### EXERCISE GOAL
Write out every line below that includes the word "please".

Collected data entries
◇ ◇ ◇ ◇ ◇
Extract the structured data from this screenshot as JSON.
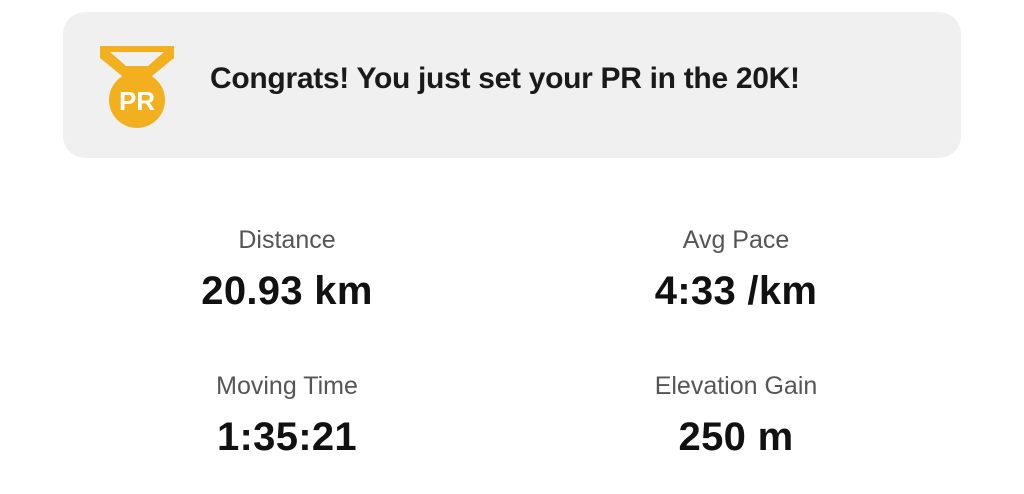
{
  "banner": {
    "icon": "pr-medal-icon",
    "badge_text": "PR",
    "message": "Congrats! You just set your PR in the 20K!",
    "accent_color": "#F2B01E"
  },
  "stats": [
    {
      "label": "Distance",
      "value": "20.93 km"
    },
    {
      "label": "Avg Pace",
      "value": "4:33 /km"
    },
    {
      "label": "Moving Time",
      "value": "1:35:21"
    },
    {
      "label": "Elevation Gain",
      "value": "250 m"
    }
  ]
}
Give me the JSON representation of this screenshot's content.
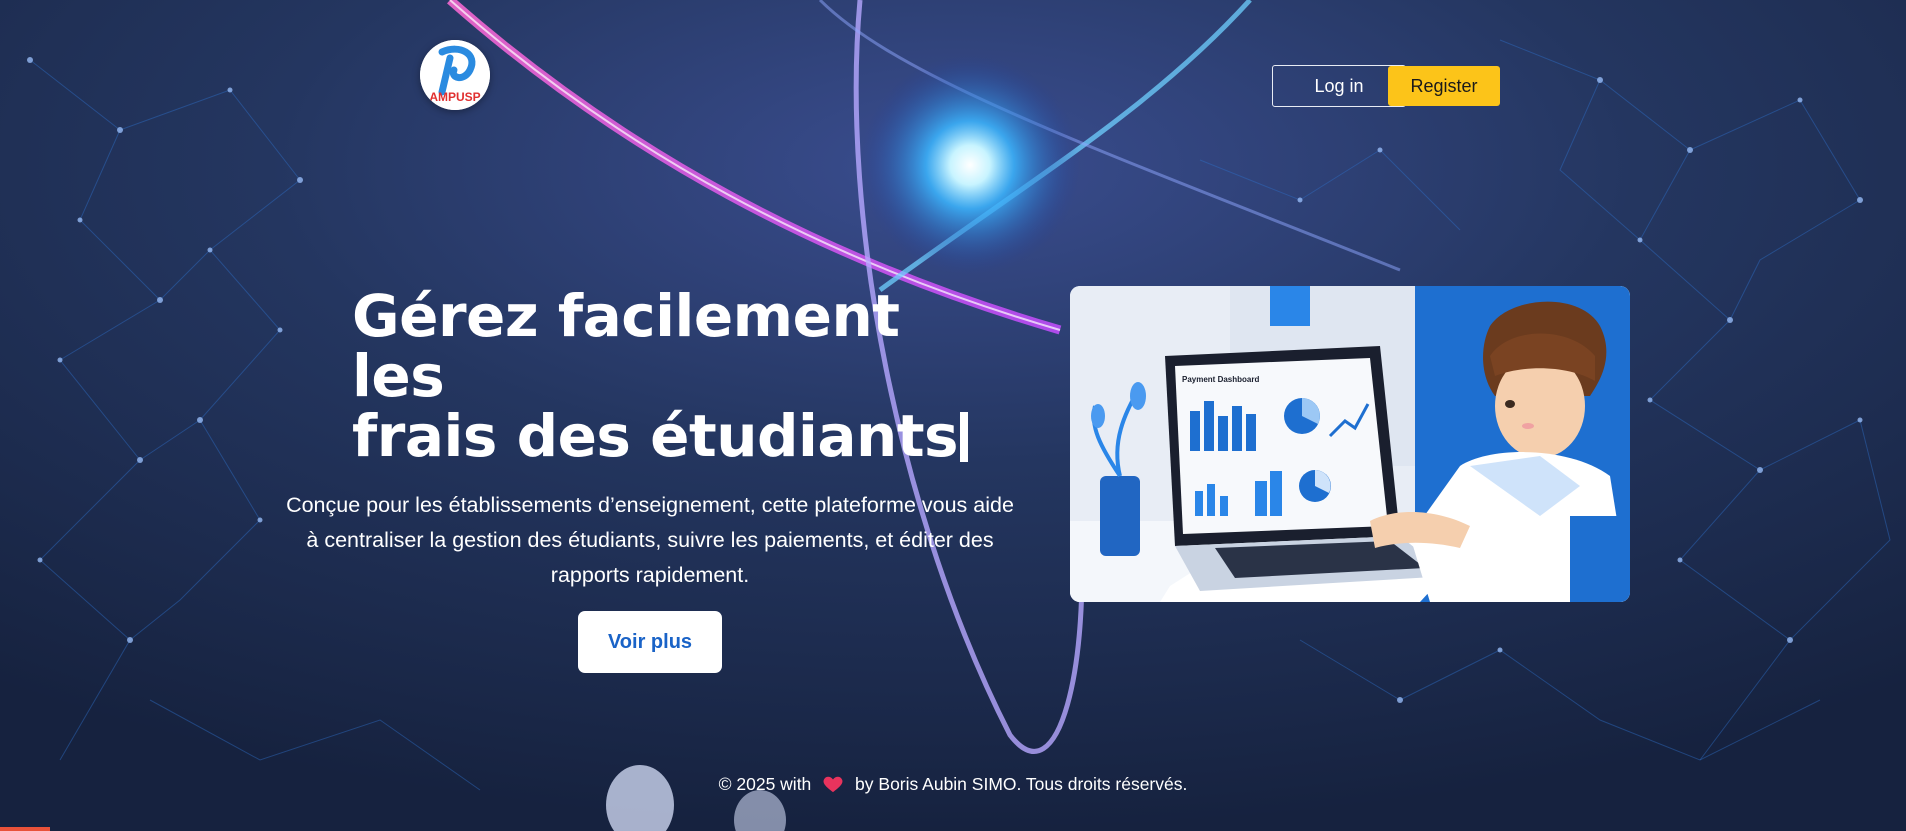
{
  "header": {
    "logo_text": "AMPUSP",
    "login_label": "Log in",
    "register_label": "Register"
  },
  "hero": {
    "title_line1": "Gérez facilement les",
    "title_line2": "frais des étudiants",
    "description": "Conçue pour les établissements d’enseignement, cette plateforme vous aide à centraliser la gestion des étudiants, suivre les paiements, et éditer des rapports rapidement.",
    "cta_label": "Voir plus"
  },
  "illustration": {
    "screen_title": "Payment Dashboard"
  },
  "footer": {
    "prefix": "© 2025 with",
    "heart_icon": "heart-icon",
    "suffix": "by Boris Aubin SIMO. Tous droits réservés."
  },
  "colors": {
    "background": "#1c2c4f",
    "register": "#fcc419",
    "cta_text": "#1a63c7",
    "heart": "#e8335d"
  }
}
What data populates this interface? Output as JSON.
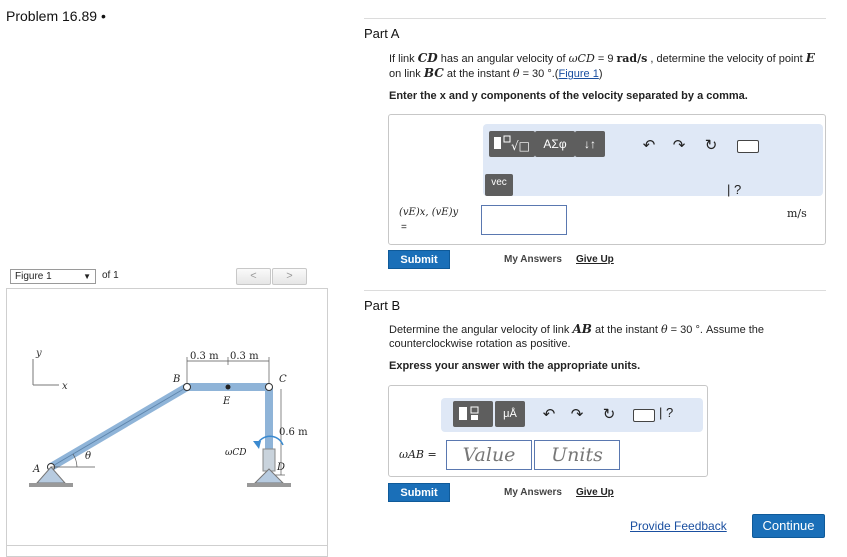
{
  "problem": {
    "title": "Problem 16.89 •"
  },
  "figure": {
    "select_value": "Figure 1",
    "of_label": "of 1",
    "prev": "<",
    "next": ">",
    "labels": {
      "y": "y",
      "x": "x",
      "A": "A",
      "B": "B",
      "C": "C",
      "D": "D",
      "E": "E",
      "theta": "θ",
      "dim1": "0.3 m",
      "dim2": "0.3 m",
      "dim3": "0.6 m",
      "omega": "ωCD"
    }
  },
  "partA": {
    "title": "Part A",
    "q1": "If link ",
    "link": "CD",
    "q2": " has an angular velocity of ",
    "omega": "ωCD",
    "q3": " = 9 ",
    "unit_rad": "rad/s",
    "q4": " , determine the velocity of point ",
    "pointE": "E",
    "q5": " on link ",
    "linkBC": "BC",
    "q6": " at the instant ",
    "theta": "θ",
    "q7": " = 30 °.(",
    "figlink": "Figure 1",
    "q8": ")",
    "instruction": "Enter the x and y components of the velocity separated by a comma.",
    "toolbar": {
      "greek": "ΑΣφ",
      "sort": "↓↑",
      "vec": "vec",
      "undo": "↶",
      "redo": "↷",
      "reset": "↻",
      "help": "| ?"
    },
    "label": "(vE)x, (vE)y",
    "label_eq": "=",
    "unit": "m/s",
    "input_value": "",
    "submit": "Submit",
    "my_answers": "My Answers",
    "give_up": "Give Up"
  },
  "partB": {
    "title": "Part B",
    "q1": "Determine the angular velocity of link ",
    "link": "AB",
    "q2": " at the instant ",
    "theta": "θ",
    "q3": " = 30 °. Assume the counterclockwise rotation as positive.",
    "instruction": "Express your answer with the appropriate units.",
    "toolbar": {
      "mu": "μÅ",
      "undo": "↶",
      "redo": "↷",
      "reset": "↻",
      "help": "| ?"
    },
    "label": "ωAB =",
    "value_placeholder": "Value",
    "units_placeholder": "Units",
    "submit": "Submit",
    "my_answers": "My Answers",
    "give_up": "Give Up"
  },
  "footer": {
    "feedback": "Provide Feedback",
    "continue": "Continue"
  },
  "colors": {
    "accent": "#1a6fb8",
    "link": "#1a4fa0",
    "toolbar_bg": "#dfe8f6",
    "link_bar": "#8fb4d8"
  }
}
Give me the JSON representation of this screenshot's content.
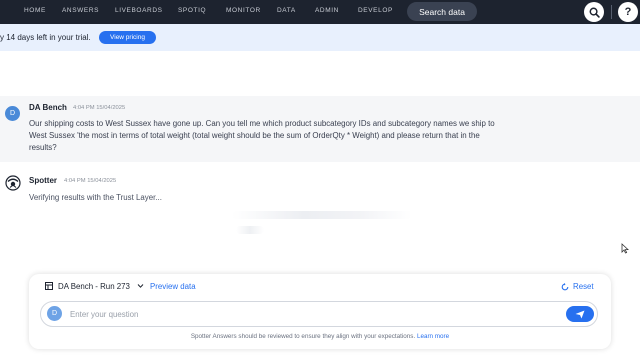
{
  "nav": {
    "items": [
      "HOME",
      "ANSWERS",
      "LIVEBOARDS",
      "SPOTIQ",
      "MONITOR",
      "DATA",
      "ADMIN",
      "DEVELOP"
    ],
    "search_button": "Search data",
    "help": "?"
  },
  "banner": {
    "text": "y 14 days left in your trial.",
    "cta": "View pricing"
  },
  "conversation": {
    "user_message": {
      "avatar": "D",
      "sender": "DA Bench",
      "time": "4:04 PM 15/04/2025",
      "text": "Our shipping costs to West Sussex have gone up. Can you tell me which product subcategory IDs and subcategory names we ship to West Sussex 'the most in terms of total weight (total weight should be the sum of OrderQty * Weight) and please return that in the results?"
    },
    "spotter_message": {
      "sender": "Spotter",
      "time": "4:04 PM 15/04/2025",
      "status": "Verifying results with the Trust Layer..."
    }
  },
  "panel": {
    "dataset": "DA Bench - Run 273",
    "preview": "Preview data",
    "reset": "Reset",
    "input_avatar": "D",
    "placeholder": "Enter your question",
    "disclaimer": "Spotter Answers should be reviewed to ensure they align with your expectations.",
    "learn_more": "Learn more"
  },
  "colors": {
    "nav_bg": "#1d232f",
    "accent": "#2770ef",
    "banner_bg": "#e8f0fd",
    "avatar": "#4a8ad8"
  },
  "icons": [
    "search-icon",
    "help-icon",
    "spotter-logo-icon",
    "table-icon",
    "chevron-down-icon",
    "reset-icon",
    "send-icon",
    "mouse-cursor-icon"
  ]
}
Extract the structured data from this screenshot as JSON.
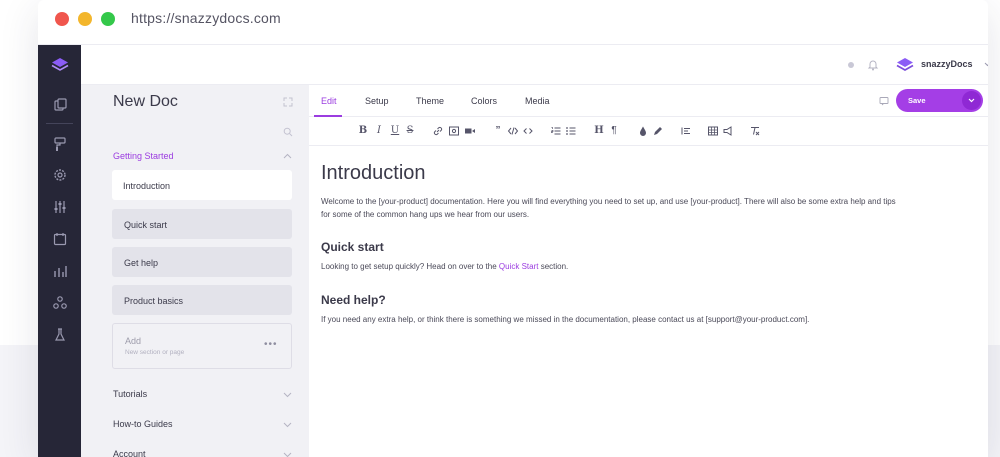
{
  "browser": {
    "url": "https://snazzydocs.com"
  },
  "rail": {
    "icons": [
      "layers-logo-icon",
      "pages-icon",
      "brush-icon",
      "gear-icon",
      "sliders-icon",
      "calendar-icon",
      "bar-chart-icon",
      "share-icon",
      "lab-icon"
    ]
  },
  "header": {
    "brand": "snazzyDocs"
  },
  "sidebar": {
    "doc_title": "New Doc",
    "sections": [
      {
        "label": "Getting Started",
        "expanded": true
      },
      {
        "label": "Tutorials",
        "expanded": false
      },
      {
        "label": "How-to Guides",
        "expanded": false
      },
      {
        "label": "Account",
        "expanded": false
      }
    ],
    "items": [
      "Introduction",
      "Quick start",
      "Get help",
      "Product basics"
    ],
    "add": {
      "label": "Add",
      "sub": "New section or page",
      "more": "•••"
    }
  },
  "tabs": [
    "Edit",
    "Setup",
    "Theme",
    "Colors",
    "Media"
  ],
  "save": {
    "label": "Save"
  },
  "colors": {
    "accent": "#9b3ce0",
    "rail": "#262637",
    "sidebar": "#f1f1f5"
  },
  "content": {
    "title": "Introduction",
    "intro_line1": "Welcome to the [your-product] documentation. Here you will find everything you need to set up, and use [your-product]. There will also be some extra help and tips",
    "intro_line2": "for some of the common hang ups we hear from our users.",
    "quick_heading": "Quick start",
    "quick_text_before": "Looking to get setup quickly? Head on over to the ",
    "quick_link": "Quick Start",
    "quick_text_after": " section.",
    "help_heading": "Need help?",
    "help_text": "If you need any extra help, or think there is something we missed in the documentation, please contact us at [support@your-product.com]."
  }
}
◇ ◇ ◇ ◇ ◇
### TASK SOLUTION
      "text": "Our shipping costs to West Sussex have gone up. Can you tell me which product subcategory IDs and subcategory names we ship to West Sussex 'the most in terms of total weight (total weight should be the sum of OrderQty * Weight) and please return that in the results?"
    "help_text": "If you need any extra help, or think there is something we missed in the documentation, please contact us at [support@your-product.com]."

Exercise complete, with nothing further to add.